- Task
Look through the material below, count the lines containing the word "articoli", and state only the count.

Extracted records
+ + + + + + +

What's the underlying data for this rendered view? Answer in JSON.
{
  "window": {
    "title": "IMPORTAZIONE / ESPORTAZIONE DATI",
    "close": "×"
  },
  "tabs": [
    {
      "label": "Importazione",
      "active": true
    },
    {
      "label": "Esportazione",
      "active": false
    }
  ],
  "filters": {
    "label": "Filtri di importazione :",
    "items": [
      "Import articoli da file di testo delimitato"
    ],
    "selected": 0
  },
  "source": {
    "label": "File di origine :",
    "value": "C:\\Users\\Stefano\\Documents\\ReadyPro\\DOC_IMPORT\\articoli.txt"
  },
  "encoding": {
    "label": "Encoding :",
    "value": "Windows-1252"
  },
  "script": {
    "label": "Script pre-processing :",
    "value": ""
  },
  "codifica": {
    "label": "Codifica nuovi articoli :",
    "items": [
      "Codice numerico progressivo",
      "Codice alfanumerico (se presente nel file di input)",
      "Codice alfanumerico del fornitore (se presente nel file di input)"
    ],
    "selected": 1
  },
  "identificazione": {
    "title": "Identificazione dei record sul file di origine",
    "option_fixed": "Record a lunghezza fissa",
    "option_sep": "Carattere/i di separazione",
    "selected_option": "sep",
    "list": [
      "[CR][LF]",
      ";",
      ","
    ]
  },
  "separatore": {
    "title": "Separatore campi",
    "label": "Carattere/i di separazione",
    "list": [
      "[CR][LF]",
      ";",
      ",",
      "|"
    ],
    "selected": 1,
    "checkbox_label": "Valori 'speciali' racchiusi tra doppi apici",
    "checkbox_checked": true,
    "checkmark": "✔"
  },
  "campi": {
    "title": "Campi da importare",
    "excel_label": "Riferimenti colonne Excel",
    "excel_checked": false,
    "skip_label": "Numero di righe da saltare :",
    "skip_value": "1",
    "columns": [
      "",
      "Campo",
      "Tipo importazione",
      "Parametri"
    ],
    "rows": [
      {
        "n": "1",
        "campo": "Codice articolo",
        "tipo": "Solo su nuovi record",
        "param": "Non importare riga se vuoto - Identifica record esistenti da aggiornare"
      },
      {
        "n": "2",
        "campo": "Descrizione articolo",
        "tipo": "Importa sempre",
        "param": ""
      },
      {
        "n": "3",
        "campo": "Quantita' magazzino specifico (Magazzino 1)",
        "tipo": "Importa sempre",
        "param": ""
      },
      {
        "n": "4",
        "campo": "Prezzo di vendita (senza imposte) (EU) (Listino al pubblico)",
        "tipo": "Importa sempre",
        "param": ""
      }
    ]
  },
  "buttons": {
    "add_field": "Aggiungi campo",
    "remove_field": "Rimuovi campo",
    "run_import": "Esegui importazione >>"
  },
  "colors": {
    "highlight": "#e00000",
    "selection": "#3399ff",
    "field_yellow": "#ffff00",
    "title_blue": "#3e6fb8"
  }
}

+ + + + + + +

- Response to this exercise
3